Exercise prompt. Rewrite the lines in this listing as a numbered list, skipping any blank lines.

Data items.

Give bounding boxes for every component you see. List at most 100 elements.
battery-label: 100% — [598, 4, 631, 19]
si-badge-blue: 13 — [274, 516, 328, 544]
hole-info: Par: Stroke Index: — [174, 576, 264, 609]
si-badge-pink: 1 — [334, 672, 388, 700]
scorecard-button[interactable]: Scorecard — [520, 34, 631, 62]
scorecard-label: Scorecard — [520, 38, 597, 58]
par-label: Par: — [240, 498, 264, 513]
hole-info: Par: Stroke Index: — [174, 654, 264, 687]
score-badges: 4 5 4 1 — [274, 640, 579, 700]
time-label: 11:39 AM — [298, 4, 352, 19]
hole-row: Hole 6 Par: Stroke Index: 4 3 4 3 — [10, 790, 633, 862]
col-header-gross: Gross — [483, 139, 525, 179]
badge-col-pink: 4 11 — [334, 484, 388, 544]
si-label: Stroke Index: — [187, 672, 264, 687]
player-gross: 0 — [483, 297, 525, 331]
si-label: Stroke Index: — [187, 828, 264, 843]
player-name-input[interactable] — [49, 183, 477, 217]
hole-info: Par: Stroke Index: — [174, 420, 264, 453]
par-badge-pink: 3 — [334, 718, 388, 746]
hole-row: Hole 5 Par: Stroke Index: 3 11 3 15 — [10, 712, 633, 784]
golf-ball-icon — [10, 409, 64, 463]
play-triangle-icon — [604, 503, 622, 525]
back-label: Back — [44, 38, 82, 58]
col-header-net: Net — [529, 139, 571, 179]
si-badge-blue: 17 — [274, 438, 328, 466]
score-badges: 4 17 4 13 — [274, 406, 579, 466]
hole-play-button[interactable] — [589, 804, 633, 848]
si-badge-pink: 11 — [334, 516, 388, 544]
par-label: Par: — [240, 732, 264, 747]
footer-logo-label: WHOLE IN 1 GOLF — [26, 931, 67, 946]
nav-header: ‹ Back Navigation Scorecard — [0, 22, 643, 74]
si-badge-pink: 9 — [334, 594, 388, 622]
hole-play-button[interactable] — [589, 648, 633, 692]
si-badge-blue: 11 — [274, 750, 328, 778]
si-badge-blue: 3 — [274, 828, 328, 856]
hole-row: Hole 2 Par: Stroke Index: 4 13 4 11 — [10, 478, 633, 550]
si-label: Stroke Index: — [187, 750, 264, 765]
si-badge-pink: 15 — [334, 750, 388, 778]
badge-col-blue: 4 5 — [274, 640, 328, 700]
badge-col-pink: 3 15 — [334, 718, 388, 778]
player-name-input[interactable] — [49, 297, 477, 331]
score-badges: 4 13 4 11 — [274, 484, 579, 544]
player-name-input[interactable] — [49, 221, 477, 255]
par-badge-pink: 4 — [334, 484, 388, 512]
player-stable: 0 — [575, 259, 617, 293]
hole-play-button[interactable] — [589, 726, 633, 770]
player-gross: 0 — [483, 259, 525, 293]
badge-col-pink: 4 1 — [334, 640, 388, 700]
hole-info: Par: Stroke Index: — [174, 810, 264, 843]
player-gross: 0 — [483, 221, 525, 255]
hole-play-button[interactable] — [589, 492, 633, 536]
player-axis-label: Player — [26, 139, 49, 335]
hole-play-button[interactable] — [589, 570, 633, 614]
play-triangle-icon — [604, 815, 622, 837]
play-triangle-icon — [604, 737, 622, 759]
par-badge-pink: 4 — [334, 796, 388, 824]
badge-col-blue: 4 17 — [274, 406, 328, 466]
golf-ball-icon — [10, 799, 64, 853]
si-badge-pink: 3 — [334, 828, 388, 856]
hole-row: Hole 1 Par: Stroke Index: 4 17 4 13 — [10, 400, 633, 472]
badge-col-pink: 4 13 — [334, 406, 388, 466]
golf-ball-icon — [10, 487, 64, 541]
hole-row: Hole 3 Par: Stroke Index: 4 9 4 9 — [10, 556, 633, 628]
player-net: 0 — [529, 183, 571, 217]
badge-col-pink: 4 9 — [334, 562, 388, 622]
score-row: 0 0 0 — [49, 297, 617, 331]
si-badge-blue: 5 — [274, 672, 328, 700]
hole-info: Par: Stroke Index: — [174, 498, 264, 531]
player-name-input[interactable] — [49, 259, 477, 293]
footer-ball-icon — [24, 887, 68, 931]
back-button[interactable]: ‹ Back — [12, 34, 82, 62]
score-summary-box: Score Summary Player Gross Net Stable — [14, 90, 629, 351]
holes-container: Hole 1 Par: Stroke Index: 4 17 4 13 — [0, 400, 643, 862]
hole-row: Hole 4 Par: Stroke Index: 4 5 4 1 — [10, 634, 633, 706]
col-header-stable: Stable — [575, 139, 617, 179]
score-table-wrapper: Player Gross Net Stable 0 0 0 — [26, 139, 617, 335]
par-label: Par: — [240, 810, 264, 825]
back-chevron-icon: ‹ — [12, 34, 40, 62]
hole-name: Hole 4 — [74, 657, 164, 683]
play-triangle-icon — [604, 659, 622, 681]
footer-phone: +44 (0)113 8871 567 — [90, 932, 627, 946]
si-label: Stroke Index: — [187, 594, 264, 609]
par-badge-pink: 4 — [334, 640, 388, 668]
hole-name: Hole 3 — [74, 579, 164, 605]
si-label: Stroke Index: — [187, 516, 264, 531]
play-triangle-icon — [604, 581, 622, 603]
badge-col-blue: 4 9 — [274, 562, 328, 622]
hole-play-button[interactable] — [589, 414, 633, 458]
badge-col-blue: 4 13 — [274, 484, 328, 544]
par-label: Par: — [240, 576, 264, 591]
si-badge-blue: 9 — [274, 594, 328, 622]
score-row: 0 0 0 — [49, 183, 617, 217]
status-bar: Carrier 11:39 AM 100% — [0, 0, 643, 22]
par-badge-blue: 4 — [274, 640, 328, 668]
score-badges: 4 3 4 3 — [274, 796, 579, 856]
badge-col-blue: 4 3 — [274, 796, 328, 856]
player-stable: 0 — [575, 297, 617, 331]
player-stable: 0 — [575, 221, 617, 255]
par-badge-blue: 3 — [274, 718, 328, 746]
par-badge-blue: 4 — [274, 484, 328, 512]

Result of this exercise.
1. Give bounding boxes for every component you see. List at most 100 elements.
2. battery-label: 100% — [598, 4, 631, 19]
3. si-badge-blue: 13 — [274, 516, 328, 544]
4. hole-info: Par: Stroke Index: — [174, 576, 264, 609]
5. si-badge-pink: 1 — [334, 672, 388, 700]
6. scorecard-button[interactable]: Scorecard — [520, 34, 631, 62]
7. scorecard-label: Scorecard — [520, 38, 597, 58]
8. par-label: Par: — [240, 498, 264, 513]
9. hole-info: Par: Stroke Index: — [174, 654, 264, 687]
10. score-badges: 4 5 4 1 — [274, 640, 579, 700]
11. time-label: 11:39 AM — [298, 4, 352, 19]
12. hole-row: Hole 6 Par: Stroke Index: 4 3 4 3 — [10, 790, 633, 862]
13. col-header-gross: Gross — [483, 139, 525, 179]
14. badge-col-pink: 4 11 — [334, 484, 388, 544]
15. si-label: Stroke Index: — [187, 672, 264, 687]
16. player-gross: 0 — [483, 297, 525, 331]
17. si-label: Stroke Index: — [187, 828, 264, 843]
18. player-name-input[interactable] — [49, 183, 477, 217]
19. hole-info: Par: Stroke Index: — [174, 420, 264, 453]
20. par-badge-pink: 3 — [334, 718, 388, 746]
21. hole-row: Hole 5 Par: Stroke Index: 3 11 3 15 — [10, 712, 633, 784]
22. golf-ball-icon — [10, 409, 64, 463]
23. play-triangle-icon — [604, 503, 622, 525]
24. back-label: Back — [44, 38, 82, 58]
25. col-header-net: Net — [529, 139, 571, 179]
26. si-badge-blue: 17 — [274, 438, 328, 466]
27. score-badges: 4 17 4 13 — [274, 406, 579, 466]
28. hole-play-button[interactable] — [589, 804, 633, 848]
29. si-badge-pink: 11 — [334, 516, 388, 544]
30. par-label: Par: — [240, 732, 264, 747]
31. footer-logo-label: WHOLE IN 1 GOLF — [26, 931, 67, 946]
32. nav-header: ‹ Back Navigation Scorecard — [0, 22, 643, 74]
33. si-badge-pink: 9 — [334, 594, 388, 622]
34. hole-play-button[interactable] — [589, 648, 633, 692]
35. si-badge-blue: 11 — [274, 750, 328, 778]
36. si-badge-blue: 3 — [274, 828, 328, 856]
37. hole-row: Hole 2 Par: Stroke Index: 4 13 4 11 — [10, 478, 633, 550]
38. si-label: Stroke Index: — [187, 750, 264, 765]
39. si-badge-pink: 15 — [334, 750, 388, 778]
40. badge-col-blue: 4 5 — [274, 640, 328, 700]
41. badge-col-pink: 3 15 — [334, 718, 388, 778]
42. player-name-input[interactable] — [49, 297, 477, 331]
43. score-badges: 4 13 4 11 — [274, 484, 579, 544]
44. player-name-input[interactable] — [49, 221, 477, 255]
45. par-badge-pink: 4 — [334, 484, 388, 512]
46. player-stable: 0 — [575, 259, 617, 293]
47. hole-play-button[interactable] — [589, 726, 633, 770]
48. player-gross: 0 — [483, 259, 525, 293]
49. badge-col-pink: 4 1 — [334, 640, 388, 700]
50. hole-info: Par: Stroke Index: — [174, 810, 264, 843]
51. player-gross: 0 — [483, 221, 525, 255]
52. hole-play-button[interactable] — [589, 492, 633, 536]
53. player-axis-label: Player — [26, 139, 49, 335]
54. hole-play-button[interactable] — [589, 570, 633, 614]
55. play-triangle-icon — [604, 815, 622, 837]
56. play-triangle-icon — [604, 737, 622, 759]
57. par-badge-pink: 4 — [334, 796, 388, 824]
58. badge-col-blue: 4 17 — [274, 406, 328, 466]
59. golf-ball-icon — [10, 799, 64, 853]
60. si-badge-pink: 3 — [334, 828, 388, 856]
61. hole-row: Hole 1 Par: Stroke Index: 4 17 4 13 — [10, 400, 633, 472]
62. badge-col-pink: 4 13 — [334, 406, 388, 466]
63. golf-ball-icon — [10, 487, 64, 541]
64. hole-row: Hole 3 Par: Stroke Index: 4 9 4 9 — [10, 556, 633, 628]
65. player-net: 0 — [529, 183, 571, 217]
66. badge-col-pink: 4 9 — [334, 562, 388, 622]
67. score-row: 0 0 0 — [49, 297, 617, 331]
68. si-badge-blue: 5 — [274, 672, 328, 700]
69. hole-info: Par: Stroke Index: — [174, 498, 264, 531]
70. player-name-input[interactable] — [49, 259, 477, 293]
71. footer-ball-icon — [24, 887, 68, 931]
72. back-button[interactable]: ‹ Back — [12, 34, 82, 62]
73. score-summary-box: Score Summary Player Gross Net Stable — [14, 90, 629, 351]
74. holes-container: Hole 1 Par: Stroke Index: 4 17 4 13 — [0, 400, 643, 862]
75. hole-row: Hole 4 Par: Stroke Index: 4 5 4 1 — [10, 634, 633, 706]
76. col-header-stable: Stable — [575, 139, 617, 179]
77. score-table-wrapper: Player Gross Net Stable 0 0 0 — [26, 139, 617, 335]
78. par-label: Par: — [240, 810, 264, 825]
79. back-chevron-icon: ‹ — [12, 34, 40, 62]
80. hole-name: Hole 4 — [74, 657, 164, 683]
81. play-triangle-icon — [604, 659, 622, 681]
82. footer-phone: +44 (0)113 8871 567 — [90, 932, 627, 946]
83. si-label: Stroke Index: — [187, 594, 264, 609]
84. par-badge-pink: 4 — [334, 640, 388, 668]
85. hole-name: Hole 3 — [74, 579, 164, 605]
86. si-label: Stroke Index: — [187, 516, 264, 531]
87. play-triangle-icon — [604, 581, 622, 603]
88. badge-col-blue: 4 9 — [274, 562, 328, 622]
89. hole-play-button[interactable] — [589, 414, 633, 458]
90. badge-col-blue: 4 13 — [274, 484, 328, 544]
91. par-label: Par: — [240, 576, 264, 591]
92. si-badge-blue: 9 — [274, 594, 328, 622]
93. score-row: 0 0 0 — [49, 183, 617, 217]
94. status-bar: Carrier 11:39 AM 100% — [0, 0, 643, 22]
95. par-badge-blue: 4 — [274, 640, 328, 668]
96. score-badges: 4 3 4 3 — [274, 796, 579, 856]
97. badge-col-blue: 4 3 — [274, 796, 328, 856]
98. player-stable: 0 — [575, 297, 617, 331]
99. player-stable: 0 — [575, 221, 617, 255]
100. par-badge-blue: 3 — [274, 718, 328, 746]
101. par-badge-blue: 4 — [274, 484, 328, 512]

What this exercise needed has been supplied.